— Begin Materials provided —

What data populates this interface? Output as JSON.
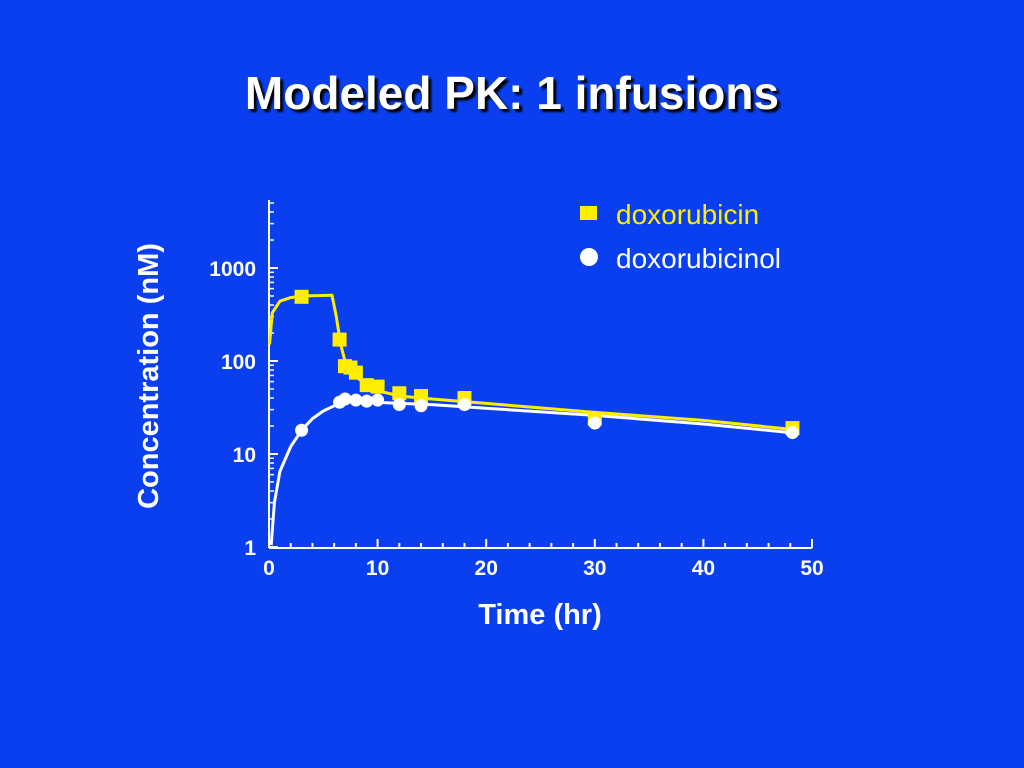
{
  "slide": {
    "title": "Modeled PK: 1 infusions"
  },
  "colors": {
    "background": "#0a3ff0",
    "doxorubicin": "#ffee00",
    "doxorubicinol": "#ffffff",
    "axis": "#ffffff"
  },
  "chart_data": {
    "type": "scatter",
    "title": "",
    "xlabel": "Time (hr)",
    "ylabel": "Concentration (nM)",
    "xlim": [
      0,
      50
    ],
    "ylim": [
      1,
      5000
    ],
    "yscale": "log",
    "x_ticks": [
      0,
      10,
      20,
      30,
      40,
      50
    ],
    "x_tick_labels": [
      "0",
      "10",
      "20",
      "30",
      "40",
      "50"
    ],
    "y_ticks": [
      1,
      10,
      100,
      1000
    ],
    "y_tick_labels": [
      "1",
      "10",
      "100",
      "1000"
    ],
    "grid": false,
    "legend_position": "top-right",
    "series": [
      {
        "name": "doxorubicin",
        "marker": "square",
        "color": "#ffee00",
        "points": [
          [
            3,
            490
          ],
          [
            6.5,
            170
          ],
          [
            7,
            88
          ],
          [
            7.5,
            85
          ],
          [
            8,
            75
          ],
          [
            9,
            55
          ],
          [
            10,
            53
          ],
          [
            12,
            45
          ],
          [
            14,
            42
          ],
          [
            18,
            40
          ],
          [
            30,
            24
          ],
          [
            48.2,
            19
          ]
        ],
        "curve": [
          [
            0.05,
            150
          ],
          [
            0.3,
            330
          ],
          [
            1,
            440
          ],
          [
            2,
            480
          ],
          [
            3,
            500
          ],
          [
            4.5,
            505
          ],
          [
            5.8,
            510
          ],
          [
            6.2,
            300
          ],
          [
            6.6,
            150
          ],
          [
            7,
            100
          ],
          [
            7.5,
            80
          ],
          [
            8,
            68
          ],
          [
            9,
            55
          ],
          [
            10,
            48
          ],
          [
            12,
            42
          ],
          [
            15,
            39
          ],
          [
            20,
            35
          ],
          [
            30,
            28
          ],
          [
            40,
            23
          ],
          [
            48,
            18.5
          ]
        ]
      },
      {
        "name": "doxorubicinol",
        "marker": "circle",
        "color": "#ffffff",
        "points": [
          [
            3,
            18
          ],
          [
            6.5,
            36
          ],
          [
            7,
            39
          ],
          [
            8,
            38
          ],
          [
            9,
            37
          ],
          [
            10,
            38
          ],
          [
            12,
            34
          ],
          [
            14,
            33
          ],
          [
            18,
            34
          ],
          [
            30,
            21.5
          ],
          [
            48.2,
            17
          ]
        ],
        "curve": [
          [
            0.2,
            1.05
          ],
          [
            0.5,
            3
          ],
          [
            1,
            6.5
          ],
          [
            2,
            12
          ],
          [
            3,
            18
          ],
          [
            4,
            24
          ],
          [
            5,
            29
          ],
          [
            6,
            33
          ],
          [
            7,
            36
          ],
          [
            8,
            37
          ],
          [
            10,
            36
          ],
          [
            12,
            35
          ],
          [
            15,
            34
          ],
          [
            20,
            31
          ],
          [
            30,
            26
          ],
          [
            40,
            21
          ],
          [
            48,
            17
          ]
        ]
      }
    ]
  }
}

— End Materials provided —

*Aim of the task*. Copy every line of the data word for word, omitting the images.

*Correct result*.
What data populates this interface? Output as JSON.
{
  "slide": {
    "title": "Modeled PK: 1 infusions"
  },
  "colors": {
    "background": "#0a3ff0",
    "doxorubicin": "#ffee00",
    "doxorubicinol": "#ffffff",
    "axis": "#ffffff"
  },
  "chart_data": {
    "type": "scatter",
    "title": "",
    "xlabel": "Time (hr)",
    "ylabel": "Concentration (nM)",
    "xlim": [
      0,
      50
    ],
    "ylim": [
      1,
      5000
    ],
    "yscale": "log",
    "x_ticks": [
      0,
      10,
      20,
      30,
      40,
      50
    ],
    "x_tick_labels": [
      "0",
      "10",
      "20",
      "30",
      "40",
      "50"
    ],
    "y_ticks": [
      1,
      10,
      100,
      1000
    ],
    "y_tick_labels": [
      "1",
      "10",
      "100",
      "1000"
    ],
    "grid": false,
    "legend_position": "top-right",
    "series": [
      {
        "name": "doxorubicin",
        "marker": "square",
        "color": "#ffee00",
        "points": [
          [
            3,
            490
          ],
          [
            6.5,
            170
          ],
          [
            7,
            88
          ],
          [
            7.5,
            85
          ],
          [
            8,
            75
          ],
          [
            9,
            55
          ],
          [
            10,
            53
          ],
          [
            12,
            45
          ],
          [
            14,
            42
          ],
          [
            18,
            40
          ],
          [
            30,
            24
          ],
          [
            48.2,
            19
          ]
        ],
        "curve": [
          [
            0.05,
            150
          ],
          [
            0.3,
            330
          ],
          [
            1,
            440
          ],
          [
            2,
            480
          ],
          [
            3,
            500
          ],
          [
            4.5,
            505
          ],
          [
            5.8,
            510
          ],
          [
            6.2,
            300
          ],
          [
            6.6,
            150
          ],
          [
            7,
            100
          ],
          [
            7.5,
            80
          ],
          [
            8,
            68
          ],
          [
            9,
            55
          ],
          [
            10,
            48
          ],
          [
            12,
            42
          ],
          [
            15,
            39
          ],
          [
            20,
            35
          ],
          [
            30,
            28
          ],
          [
            40,
            23
          ],
          [
            48,
            18.5
          ]
        ]
      },
      {
        "name": "doxorubicinol",
        "marker": "circle",
        "color": "#ffffff",
        "points": [
          [
            3,
            18
          ],
          [
            6.5,
            36
          ],
          [
            7,
            39
          ],
          [
            8,
            38
          ],
          [
            9,
            37
          ],
          [
            10,
            38
          ],
          [
            12,
            34
          ],
          [
            14,
            33
          ],
          [
            18,
            34
          ],
          [
            30,
            21.5
          ],
          [
            48.2,
            17
          ]
        ],
        "curve": [
          [
            0.2,
            1.05
          ],
          [
            0.5,
            3
          ],
          [
            1,
            6.5
          ],
          [
            2,
            12
          ],
          [
            3,
            18
          ],
          [
            4,
            24
          ],
          [
            5,
            29
          ],
          [
            6,
            33
          ],
          [
            7,
            36
          ],
          [
            8,
            37
          ],
          [
            10,
            36
          ],
          [
            12,
            35
          ],
          [
            15,
            34
          ],
          [
            20,
            31
          ],
          [
            30,
            26
          ],
          [
            40,
            21
          ],
          [
            48,
            17
          ]
        ]
      }
    ]
  }
}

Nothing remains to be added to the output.